(What to work on): Search the listing below for the string "selector" and show each line that contains it.

──────────────────────────────

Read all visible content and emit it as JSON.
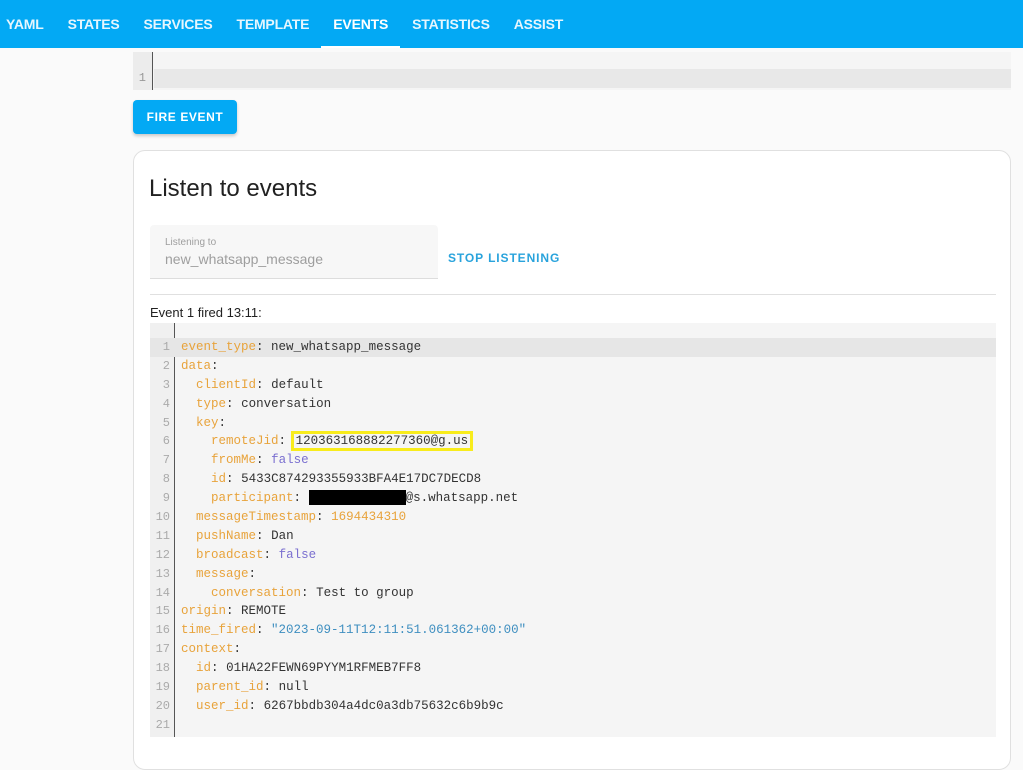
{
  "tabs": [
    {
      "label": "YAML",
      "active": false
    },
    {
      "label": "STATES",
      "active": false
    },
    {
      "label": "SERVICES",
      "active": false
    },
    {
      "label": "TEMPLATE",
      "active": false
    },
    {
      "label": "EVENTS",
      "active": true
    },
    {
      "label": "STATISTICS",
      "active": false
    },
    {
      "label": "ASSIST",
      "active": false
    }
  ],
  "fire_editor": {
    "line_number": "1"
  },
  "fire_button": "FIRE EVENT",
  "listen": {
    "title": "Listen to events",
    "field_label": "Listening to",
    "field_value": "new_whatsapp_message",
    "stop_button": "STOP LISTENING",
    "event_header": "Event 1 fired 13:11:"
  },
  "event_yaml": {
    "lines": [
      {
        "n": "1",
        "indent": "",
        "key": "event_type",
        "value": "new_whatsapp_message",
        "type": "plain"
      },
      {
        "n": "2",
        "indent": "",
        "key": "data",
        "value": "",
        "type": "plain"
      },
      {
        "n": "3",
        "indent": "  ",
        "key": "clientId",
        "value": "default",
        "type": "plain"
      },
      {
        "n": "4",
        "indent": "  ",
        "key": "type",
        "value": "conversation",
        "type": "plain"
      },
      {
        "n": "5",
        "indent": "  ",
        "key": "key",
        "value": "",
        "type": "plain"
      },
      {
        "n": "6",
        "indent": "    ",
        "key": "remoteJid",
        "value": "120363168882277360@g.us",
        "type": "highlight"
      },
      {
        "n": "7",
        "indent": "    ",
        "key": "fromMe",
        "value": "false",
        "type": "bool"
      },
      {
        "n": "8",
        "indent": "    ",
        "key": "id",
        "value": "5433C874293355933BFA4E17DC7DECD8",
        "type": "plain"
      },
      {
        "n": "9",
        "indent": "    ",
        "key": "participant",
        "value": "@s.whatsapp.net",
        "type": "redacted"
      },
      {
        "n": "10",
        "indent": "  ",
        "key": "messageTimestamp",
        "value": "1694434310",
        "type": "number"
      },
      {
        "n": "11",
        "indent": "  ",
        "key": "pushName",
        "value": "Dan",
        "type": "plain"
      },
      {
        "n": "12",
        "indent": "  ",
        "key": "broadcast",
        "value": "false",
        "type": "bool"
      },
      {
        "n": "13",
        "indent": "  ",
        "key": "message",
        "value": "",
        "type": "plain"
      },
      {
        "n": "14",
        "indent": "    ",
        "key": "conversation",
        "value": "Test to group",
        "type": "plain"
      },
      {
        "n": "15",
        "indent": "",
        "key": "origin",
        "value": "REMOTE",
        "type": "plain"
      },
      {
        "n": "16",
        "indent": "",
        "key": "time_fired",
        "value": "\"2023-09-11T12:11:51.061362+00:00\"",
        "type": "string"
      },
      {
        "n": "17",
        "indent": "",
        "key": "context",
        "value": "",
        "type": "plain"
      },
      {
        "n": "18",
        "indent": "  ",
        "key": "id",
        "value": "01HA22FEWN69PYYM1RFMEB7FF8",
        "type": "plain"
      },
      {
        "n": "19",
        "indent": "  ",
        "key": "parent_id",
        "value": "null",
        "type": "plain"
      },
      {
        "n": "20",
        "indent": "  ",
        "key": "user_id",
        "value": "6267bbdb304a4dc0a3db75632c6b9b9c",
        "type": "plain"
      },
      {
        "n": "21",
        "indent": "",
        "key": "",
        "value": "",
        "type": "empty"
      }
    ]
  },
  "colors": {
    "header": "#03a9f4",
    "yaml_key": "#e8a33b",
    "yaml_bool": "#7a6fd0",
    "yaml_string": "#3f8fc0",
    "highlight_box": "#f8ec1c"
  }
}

──────────────────────────────

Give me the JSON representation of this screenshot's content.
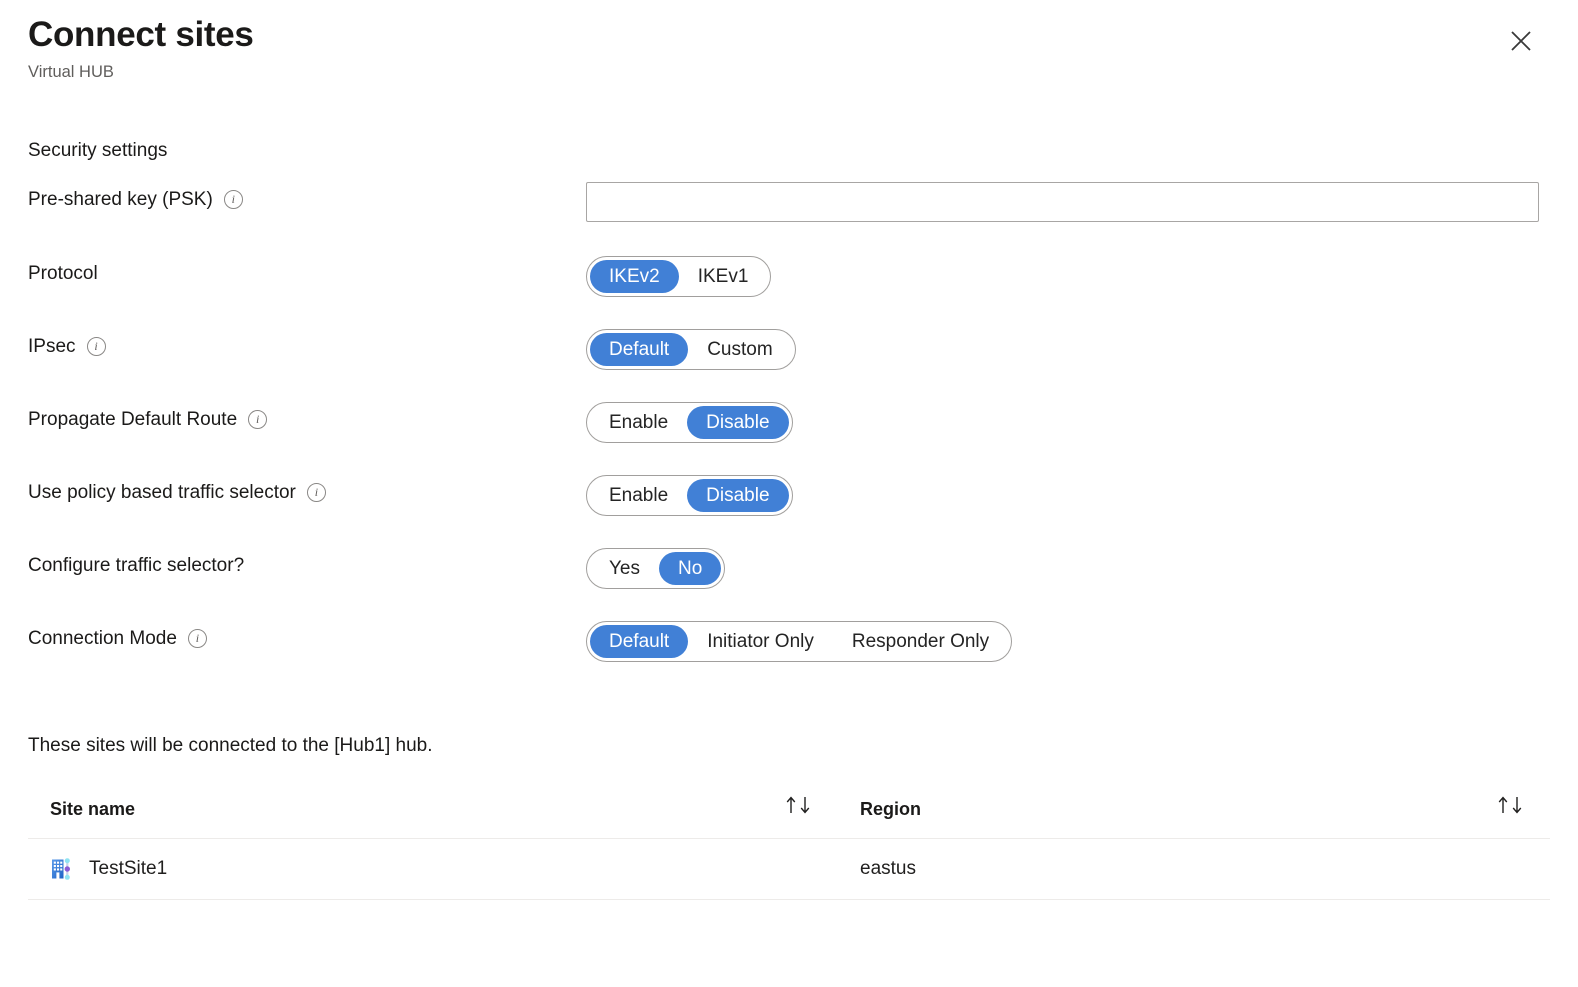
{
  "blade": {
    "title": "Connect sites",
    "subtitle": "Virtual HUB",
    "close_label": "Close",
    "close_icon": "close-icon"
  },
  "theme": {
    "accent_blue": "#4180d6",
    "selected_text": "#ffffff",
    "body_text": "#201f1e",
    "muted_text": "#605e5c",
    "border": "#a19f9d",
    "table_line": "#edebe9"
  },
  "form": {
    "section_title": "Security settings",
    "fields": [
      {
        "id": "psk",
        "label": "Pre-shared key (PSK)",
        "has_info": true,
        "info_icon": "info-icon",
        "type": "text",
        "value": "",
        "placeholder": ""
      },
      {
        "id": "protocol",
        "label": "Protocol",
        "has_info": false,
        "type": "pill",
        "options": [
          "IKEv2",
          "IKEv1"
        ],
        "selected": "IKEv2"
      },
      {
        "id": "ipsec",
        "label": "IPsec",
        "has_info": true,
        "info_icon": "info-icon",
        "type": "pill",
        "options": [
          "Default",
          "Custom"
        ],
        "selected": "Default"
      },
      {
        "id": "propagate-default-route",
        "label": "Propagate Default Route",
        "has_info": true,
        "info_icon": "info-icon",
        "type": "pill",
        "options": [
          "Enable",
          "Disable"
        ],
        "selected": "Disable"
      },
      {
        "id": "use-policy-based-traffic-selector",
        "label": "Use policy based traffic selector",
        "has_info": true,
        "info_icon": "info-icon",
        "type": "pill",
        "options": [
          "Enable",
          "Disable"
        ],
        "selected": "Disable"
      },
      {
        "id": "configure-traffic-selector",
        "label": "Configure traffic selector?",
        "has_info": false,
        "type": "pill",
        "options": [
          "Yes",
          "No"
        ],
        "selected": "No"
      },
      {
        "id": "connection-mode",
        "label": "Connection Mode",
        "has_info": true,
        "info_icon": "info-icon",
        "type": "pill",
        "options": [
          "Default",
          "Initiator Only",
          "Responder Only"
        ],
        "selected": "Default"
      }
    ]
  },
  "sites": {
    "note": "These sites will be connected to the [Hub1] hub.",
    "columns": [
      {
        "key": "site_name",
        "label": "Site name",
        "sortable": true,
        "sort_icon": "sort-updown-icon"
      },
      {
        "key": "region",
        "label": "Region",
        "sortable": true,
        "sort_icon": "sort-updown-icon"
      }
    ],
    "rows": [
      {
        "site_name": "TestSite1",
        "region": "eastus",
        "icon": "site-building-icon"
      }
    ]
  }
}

──────────────────────────────

(Answer to this exercise):
        "id": "use-policy-based-traffic-selector",
        "label": "Use policy based traffic selector",
        "id": "configure-traffic-selector",
        "label": "Configure traffic selector?",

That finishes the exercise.